Prompt -
Quote the whole listing verbatim.
-- start Data to use --
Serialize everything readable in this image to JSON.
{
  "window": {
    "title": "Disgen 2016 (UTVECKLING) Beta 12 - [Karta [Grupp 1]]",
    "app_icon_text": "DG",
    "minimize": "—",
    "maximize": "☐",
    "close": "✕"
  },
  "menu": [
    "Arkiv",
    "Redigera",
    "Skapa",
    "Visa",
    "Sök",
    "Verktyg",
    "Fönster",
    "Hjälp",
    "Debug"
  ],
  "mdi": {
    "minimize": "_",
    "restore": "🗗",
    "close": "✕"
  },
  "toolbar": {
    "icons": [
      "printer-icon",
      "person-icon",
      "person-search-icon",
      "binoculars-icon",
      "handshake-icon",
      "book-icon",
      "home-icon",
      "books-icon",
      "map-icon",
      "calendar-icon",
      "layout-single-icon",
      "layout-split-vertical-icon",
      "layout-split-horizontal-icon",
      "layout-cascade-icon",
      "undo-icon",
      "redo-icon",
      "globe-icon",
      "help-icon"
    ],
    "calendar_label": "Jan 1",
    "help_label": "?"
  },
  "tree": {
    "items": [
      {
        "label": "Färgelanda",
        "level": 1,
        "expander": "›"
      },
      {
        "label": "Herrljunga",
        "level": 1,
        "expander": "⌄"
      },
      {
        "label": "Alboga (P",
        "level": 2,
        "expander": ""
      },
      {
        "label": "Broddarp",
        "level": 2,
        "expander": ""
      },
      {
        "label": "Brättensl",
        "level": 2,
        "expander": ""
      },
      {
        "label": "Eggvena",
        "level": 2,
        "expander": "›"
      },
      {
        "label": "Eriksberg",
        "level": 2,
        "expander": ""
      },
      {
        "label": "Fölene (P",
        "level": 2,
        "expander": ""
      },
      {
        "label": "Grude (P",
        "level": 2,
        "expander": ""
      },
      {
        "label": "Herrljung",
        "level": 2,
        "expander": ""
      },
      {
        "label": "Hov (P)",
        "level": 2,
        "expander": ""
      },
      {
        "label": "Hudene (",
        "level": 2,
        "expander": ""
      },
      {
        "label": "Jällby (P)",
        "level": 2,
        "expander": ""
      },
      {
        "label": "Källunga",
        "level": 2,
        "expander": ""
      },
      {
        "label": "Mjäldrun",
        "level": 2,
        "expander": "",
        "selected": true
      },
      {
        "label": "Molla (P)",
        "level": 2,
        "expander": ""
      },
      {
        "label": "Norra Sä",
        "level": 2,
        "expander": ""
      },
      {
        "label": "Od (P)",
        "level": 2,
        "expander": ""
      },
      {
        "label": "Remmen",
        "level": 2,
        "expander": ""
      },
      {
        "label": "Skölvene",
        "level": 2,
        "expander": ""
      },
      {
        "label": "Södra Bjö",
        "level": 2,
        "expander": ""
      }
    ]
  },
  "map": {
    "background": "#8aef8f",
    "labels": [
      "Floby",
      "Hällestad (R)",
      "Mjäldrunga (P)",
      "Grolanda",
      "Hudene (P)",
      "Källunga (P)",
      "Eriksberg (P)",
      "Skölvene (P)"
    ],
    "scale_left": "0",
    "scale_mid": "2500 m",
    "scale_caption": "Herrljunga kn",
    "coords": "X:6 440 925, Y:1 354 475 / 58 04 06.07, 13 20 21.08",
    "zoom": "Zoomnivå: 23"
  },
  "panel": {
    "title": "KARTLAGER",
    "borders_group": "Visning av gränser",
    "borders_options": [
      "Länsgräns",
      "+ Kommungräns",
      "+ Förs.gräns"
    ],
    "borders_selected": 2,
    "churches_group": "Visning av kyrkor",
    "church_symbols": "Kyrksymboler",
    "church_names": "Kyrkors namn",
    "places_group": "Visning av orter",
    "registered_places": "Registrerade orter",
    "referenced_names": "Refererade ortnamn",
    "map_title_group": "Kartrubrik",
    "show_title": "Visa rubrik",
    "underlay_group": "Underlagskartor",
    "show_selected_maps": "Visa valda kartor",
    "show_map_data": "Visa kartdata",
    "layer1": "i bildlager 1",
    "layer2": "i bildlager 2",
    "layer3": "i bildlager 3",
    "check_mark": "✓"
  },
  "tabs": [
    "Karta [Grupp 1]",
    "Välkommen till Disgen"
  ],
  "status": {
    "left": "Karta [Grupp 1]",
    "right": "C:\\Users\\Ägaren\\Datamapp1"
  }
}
-- end Data to use --
Response -
Serialize everything readable in this image to JSON.
{
  "window": {
    "title": "Disgen 2016 (UTVECKLING) Beta 12 - [Karta [Grupp 1]]",
    "app_icon_text": "DG",
    "minimize": "—",
    "maximize": "☐",
    "close": "✕"
  },
  "menu": [
    "Arkiv",
    "Redigera",
    "Skapa",
    "Visa",
    "Sök",
    "Verktyg",
    "Fönster",
    "Hjälp",
    "Debug"
  ],
  "mdi": {
    "minimize": "_",
    "restore": "🗗",
    "close": "✕"
  },
  "toolbar": {
    "icons": [
      "printer-icon",
      "person-icon",
      "person-search-icon",
      "binoculars-icon",
      "handshake-icon",
      "book-icon",
      "home-icon",
      "books-icon",
      "map-icon",
      "calendar-icon",
      "layout-single-icon",
      "layout-split-vertical-icon",
      "layout-split-horizontal-icon",
      "layout-cascade-icon",
      "undo-icon",
      "redo-icon",
      "globe-icon",
      "help-icon"
    ],
    "calendar_label": "Jan 1",
    "help_label": "?"
  },
  "tree": {
    "items": [
      {
        "label": "Färgelanda",
        "level": 1,
        "expander": "›"
      },
      {
        "label": "Herrljunga",
        "level": 1,
        "expander": "⌄"
      },
      {
        "label": "Alboga (P",
        "level": 2,
        "expander": ""
      },
      {
        "label": "Broddarp",
        "level": 2,
        "expander": ""
      },
      {
        "label": "Brättensl",
        "level": 2,
        "expander": ""
      },
      {
        "label": "Eggvena",
        "level": 2,
        "expander": "›"
      },
      {
        "label": "Eriksberg",
        "level": 2,
        "expander": ""
      },
      {
        "label": "Fölene (P",
        "level": 2,
        "expander": ""
      },
      {
        "label": "Grude (P",
        "level": 2,
        "expander": ""
      },
      {
        "label": "Herrljung",
        "level": 2,
        "expander": ""
      },
      {
        "label": "Hov (P)",
        "level": 2,
        "expander": ""
      },
      {
        "label": "Hudene (",
        "level": 2,
        "expander": ""
      },
      {
        "label": "Jällby (P)",
        "level": 2,
        "expander": ""
      },
      {
        "label": "Källunga",
        "level": 2,
        "expander": ""
      },
      {
        "label": "Mjäldrun",
        "level": 2,
        "expander": "",
        "selected": true
      },
      {
        "label": "Molla (P)",
        "level": 2,
        "expander": ""
      },
      {
        "label": "Norra Sä",
        "level": 2,
        "expander": ""
      },
      {
        "label": "Od (P)",
        "level": 2,
        "expander": ""
      },
      {
        "label": "Remmen",
        "level": 2,
        "expander": ""
      },
      {
        "label": "Skölvene",
        "level": 2,
        "expander": ""
      },
      {
        "label": "Södra Bjö",
        "level": 2,
        "expander": ""
      }
    ]
  },
  "map": {
    "background": "#8aef8f",
    "labels": [
      "Floby",
      "Hällestad (R)",
      "Mjäldrunga (P)",
      "Grolanda",
      "Hudene (P)",
      "Källunga (P)",
      "Eriksberg (P)",
      "Skölvene (P)"
    ],
    "scale_left": "0",
    "scale_mid": "2500 m",
    "scale_caption": "Herrljunga kn",
    "coords": "X:6 440 925, Y:1 354 475 / 58 04 06.07, 13 20 21.08",
    "zoom": "Zoomnivå: 23"
  },
  "panel": {
    "title": "KARTLAGER",
    "borders_group": "Visning av gränser",
    "borders_options": [
      "Länsgräns",
      "+ Kommungräns",
      "+ Förs.gräns"
    ],
    "borders_selected": 2,
    "churches_group": "Visning av kyrkor",
    "church_symbols": "Kyrksymboler",
    "church_names": "Kyrkors namn",
    "places_group": "Visning av orter",
    "registered_places": "Registrerade orter",
    "referenced_names": "Refererade ortnamn",
    "map_title_group": "Kartrubrik",
    "show_title": "Visa rubrik",
    "underlay_group": "Underlagskartor",
    "show_selected_maps": "Visa valda kartor",
    "show_map_data": "Visa kartdata",
    "layer1": "i bildlager 1",
    "layer2": "i bildlager 2",
    "layer3": "i bildlager 3",
    "check_mark": "✓"
  },
  "tabs": [
    "Karta [Grupp 1]",
    "Välkommen till Disgen"
  ],
  "status": {
    "left": "Karta [Grupp 1]",
    "right": "C:\\Users\\Ägaren\\Datamapp1"
  }
}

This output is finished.